Report every line of the records that contains the word "data", matching case exactly.

'''

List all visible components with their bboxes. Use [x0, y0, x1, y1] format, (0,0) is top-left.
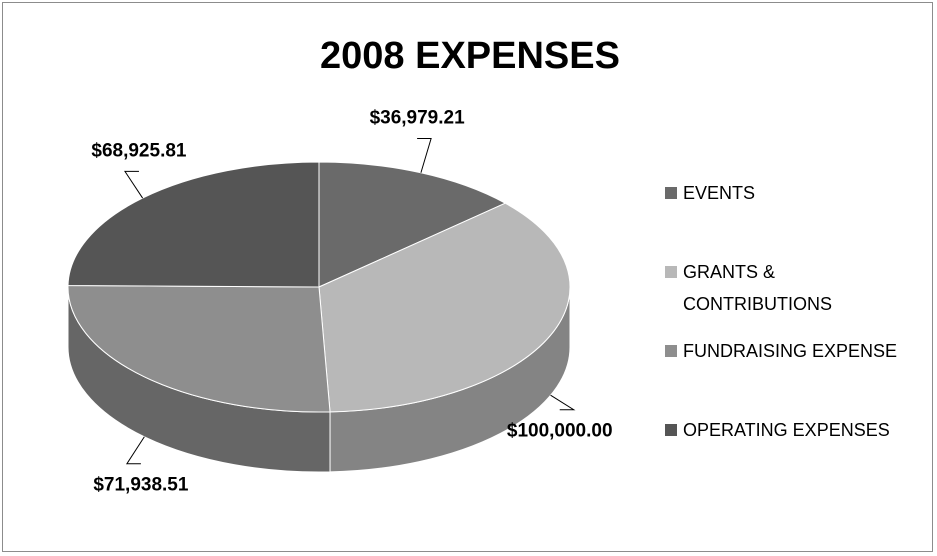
leader-line: [417, 137, 432, 173]
pie-slice: [67, 284, 331, 413]
chart-title: 2008 EXPENSES: [320, 35, 620, 77]
legend-item: FUNDRAISING EXPENSE: [665, 335, 915, 367]
data-label: $36,979.21: [370, 108, 466, 129]
pie-slice: [318, 202, 571, 413]
legend-item: GRANTS & CONTRIBUTIONS: [665, 256, 915, 320]
legend-swatch: [665, 424, 677, 436]
leader-line: [550, 394, 576, 411]
legend-label: GRANTS & CONTRIBUTIONS: [683, 262, 833, 314]
leader-line: [125, 436, 145, 465]
legend-label: FUNDRAISING EXPENSE: [683, 341, 898, 361]
leader-line: [124, 170, 144, 199]
legend-swatch: [665, 187, 677, 199]
legend-item: EVENTS: [665, 177, 915, 209]
data-label: $71,938.51: [93, 475, 189, 496]
legend-label: OPERATING EXPENSES: [683, 420, 890, 440]
legend-label: EVENTS: [683, 183, 756, 203]
legend-swatch: [665, 266, 677, 278]
data-label: $100,000.00: [507, 421, 613, 442]
data-label: $68,925.81: [91, 140, 187, 161]
pie-slice: [67, 161, 320, 288]
legend-item: OPERATING EXPENSES: [665, 414, 915, 446]
legend-swatch: [665, 345, 677, 357]
pie-slice: [318, 161, 507, 288]
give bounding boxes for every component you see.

'''

--- COMPLETE RESPONSE ---
data-label: $36,979.21: [370, 108, 466, 129]
data-label: $71,938.51: [93, 475, 189, 496]
data-label: $100,000.00: [507, 421, 613, 442]
data-label: $68,925.81: [91, 140, 187, 161]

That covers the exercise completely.